[Source data]
#####

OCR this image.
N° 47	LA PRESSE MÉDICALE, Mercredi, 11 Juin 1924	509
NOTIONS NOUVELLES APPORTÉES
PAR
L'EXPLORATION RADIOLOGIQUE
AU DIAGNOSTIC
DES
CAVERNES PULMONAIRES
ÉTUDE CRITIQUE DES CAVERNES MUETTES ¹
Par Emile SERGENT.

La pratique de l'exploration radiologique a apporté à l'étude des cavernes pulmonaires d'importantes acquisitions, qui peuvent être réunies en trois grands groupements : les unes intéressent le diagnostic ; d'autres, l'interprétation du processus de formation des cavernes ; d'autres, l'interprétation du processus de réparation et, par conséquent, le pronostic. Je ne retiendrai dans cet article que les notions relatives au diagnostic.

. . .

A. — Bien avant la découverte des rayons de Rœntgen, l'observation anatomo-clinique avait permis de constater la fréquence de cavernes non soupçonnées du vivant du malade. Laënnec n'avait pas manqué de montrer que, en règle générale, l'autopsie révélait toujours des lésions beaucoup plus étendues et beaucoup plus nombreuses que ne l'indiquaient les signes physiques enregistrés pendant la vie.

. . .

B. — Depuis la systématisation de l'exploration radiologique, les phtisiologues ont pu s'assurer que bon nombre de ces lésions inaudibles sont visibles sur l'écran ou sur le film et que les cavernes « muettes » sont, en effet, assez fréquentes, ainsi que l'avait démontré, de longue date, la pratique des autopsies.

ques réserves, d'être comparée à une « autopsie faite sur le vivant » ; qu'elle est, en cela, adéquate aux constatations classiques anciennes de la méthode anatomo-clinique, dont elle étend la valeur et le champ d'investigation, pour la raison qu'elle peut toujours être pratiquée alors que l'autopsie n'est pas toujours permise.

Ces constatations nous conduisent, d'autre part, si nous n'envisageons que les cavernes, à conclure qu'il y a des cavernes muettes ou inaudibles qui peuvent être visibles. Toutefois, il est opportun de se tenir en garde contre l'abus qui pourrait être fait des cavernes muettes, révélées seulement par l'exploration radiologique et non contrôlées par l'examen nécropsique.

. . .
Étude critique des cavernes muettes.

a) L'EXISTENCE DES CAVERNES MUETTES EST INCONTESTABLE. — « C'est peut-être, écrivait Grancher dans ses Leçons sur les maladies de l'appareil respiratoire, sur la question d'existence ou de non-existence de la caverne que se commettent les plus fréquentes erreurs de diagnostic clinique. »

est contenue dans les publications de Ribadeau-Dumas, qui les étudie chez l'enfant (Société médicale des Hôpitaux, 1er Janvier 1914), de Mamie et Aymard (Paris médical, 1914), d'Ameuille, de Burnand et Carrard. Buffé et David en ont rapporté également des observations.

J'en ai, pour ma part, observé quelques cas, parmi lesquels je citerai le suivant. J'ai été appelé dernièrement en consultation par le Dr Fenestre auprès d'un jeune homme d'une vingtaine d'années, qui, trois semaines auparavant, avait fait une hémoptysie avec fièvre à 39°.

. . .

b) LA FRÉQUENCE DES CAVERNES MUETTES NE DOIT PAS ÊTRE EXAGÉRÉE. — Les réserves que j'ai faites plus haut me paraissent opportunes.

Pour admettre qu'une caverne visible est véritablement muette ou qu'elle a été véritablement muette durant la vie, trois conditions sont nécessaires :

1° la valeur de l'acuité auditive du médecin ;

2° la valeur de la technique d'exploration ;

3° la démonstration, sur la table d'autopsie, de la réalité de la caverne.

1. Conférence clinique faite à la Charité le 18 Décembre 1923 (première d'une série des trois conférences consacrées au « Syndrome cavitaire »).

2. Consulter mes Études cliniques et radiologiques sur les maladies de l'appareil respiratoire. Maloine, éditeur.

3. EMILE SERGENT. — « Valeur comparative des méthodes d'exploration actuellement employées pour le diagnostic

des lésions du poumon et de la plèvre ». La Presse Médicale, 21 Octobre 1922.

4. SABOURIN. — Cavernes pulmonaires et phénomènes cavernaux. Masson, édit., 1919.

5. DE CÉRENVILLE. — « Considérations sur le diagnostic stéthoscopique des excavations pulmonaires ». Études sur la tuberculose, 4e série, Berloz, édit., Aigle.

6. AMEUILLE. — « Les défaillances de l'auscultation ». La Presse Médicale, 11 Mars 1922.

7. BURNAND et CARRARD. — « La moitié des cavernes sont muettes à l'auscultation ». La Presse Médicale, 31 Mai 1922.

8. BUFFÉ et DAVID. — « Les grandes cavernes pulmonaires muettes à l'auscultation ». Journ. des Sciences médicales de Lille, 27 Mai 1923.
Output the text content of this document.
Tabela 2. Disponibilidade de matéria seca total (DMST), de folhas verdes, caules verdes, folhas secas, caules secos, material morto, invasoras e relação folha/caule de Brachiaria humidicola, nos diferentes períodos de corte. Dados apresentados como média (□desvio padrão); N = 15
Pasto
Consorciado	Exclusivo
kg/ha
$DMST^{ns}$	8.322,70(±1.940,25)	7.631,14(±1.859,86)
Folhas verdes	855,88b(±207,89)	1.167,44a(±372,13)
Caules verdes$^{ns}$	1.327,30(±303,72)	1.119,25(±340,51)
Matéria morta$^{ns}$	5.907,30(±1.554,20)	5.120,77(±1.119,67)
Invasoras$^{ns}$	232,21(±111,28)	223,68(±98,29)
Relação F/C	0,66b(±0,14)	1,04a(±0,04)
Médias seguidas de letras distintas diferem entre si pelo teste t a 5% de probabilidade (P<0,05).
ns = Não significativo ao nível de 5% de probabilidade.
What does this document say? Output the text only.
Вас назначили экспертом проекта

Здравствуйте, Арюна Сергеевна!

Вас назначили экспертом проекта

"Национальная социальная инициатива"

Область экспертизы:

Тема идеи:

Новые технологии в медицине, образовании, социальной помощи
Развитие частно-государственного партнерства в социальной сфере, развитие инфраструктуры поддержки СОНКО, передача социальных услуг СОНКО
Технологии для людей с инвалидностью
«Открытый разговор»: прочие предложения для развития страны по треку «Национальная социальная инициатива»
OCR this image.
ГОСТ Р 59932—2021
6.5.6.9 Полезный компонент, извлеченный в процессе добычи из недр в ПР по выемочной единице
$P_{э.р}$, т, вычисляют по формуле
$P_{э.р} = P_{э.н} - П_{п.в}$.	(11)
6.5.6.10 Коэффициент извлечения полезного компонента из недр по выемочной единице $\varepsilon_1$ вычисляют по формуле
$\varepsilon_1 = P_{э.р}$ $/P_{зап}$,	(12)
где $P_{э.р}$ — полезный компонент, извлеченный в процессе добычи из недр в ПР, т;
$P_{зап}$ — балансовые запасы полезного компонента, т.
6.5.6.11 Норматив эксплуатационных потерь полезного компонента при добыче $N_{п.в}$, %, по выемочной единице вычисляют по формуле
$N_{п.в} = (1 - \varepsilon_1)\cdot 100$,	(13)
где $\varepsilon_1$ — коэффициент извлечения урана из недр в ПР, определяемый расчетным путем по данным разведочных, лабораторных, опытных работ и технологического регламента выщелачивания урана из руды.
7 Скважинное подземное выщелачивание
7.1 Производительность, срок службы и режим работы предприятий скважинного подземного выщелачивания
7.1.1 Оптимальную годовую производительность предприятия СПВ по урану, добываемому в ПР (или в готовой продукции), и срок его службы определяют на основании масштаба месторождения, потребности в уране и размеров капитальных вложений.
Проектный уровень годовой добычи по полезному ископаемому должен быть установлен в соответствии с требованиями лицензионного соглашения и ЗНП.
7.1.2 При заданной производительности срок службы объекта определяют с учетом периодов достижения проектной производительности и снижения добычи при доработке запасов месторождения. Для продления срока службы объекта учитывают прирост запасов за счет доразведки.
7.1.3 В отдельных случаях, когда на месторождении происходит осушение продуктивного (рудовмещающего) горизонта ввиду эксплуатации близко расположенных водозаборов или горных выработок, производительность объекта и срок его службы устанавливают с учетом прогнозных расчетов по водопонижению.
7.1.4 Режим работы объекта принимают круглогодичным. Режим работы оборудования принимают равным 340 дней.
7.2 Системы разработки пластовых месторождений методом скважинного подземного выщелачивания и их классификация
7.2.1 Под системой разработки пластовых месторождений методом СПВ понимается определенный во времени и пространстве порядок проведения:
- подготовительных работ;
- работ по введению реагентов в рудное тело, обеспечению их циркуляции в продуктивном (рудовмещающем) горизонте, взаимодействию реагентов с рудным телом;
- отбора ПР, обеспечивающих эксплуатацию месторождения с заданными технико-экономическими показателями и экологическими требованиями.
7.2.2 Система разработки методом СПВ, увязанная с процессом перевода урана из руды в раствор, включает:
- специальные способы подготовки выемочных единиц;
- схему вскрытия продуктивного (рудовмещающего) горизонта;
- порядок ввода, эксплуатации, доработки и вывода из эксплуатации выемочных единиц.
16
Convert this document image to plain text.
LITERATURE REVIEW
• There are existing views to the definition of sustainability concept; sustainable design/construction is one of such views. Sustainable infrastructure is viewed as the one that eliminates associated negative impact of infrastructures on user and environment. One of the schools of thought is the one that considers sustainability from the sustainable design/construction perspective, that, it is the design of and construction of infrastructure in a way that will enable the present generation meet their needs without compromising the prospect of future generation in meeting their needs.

#####

State how many lines in the records above contain the word "выщелачивания", giving only the number.

3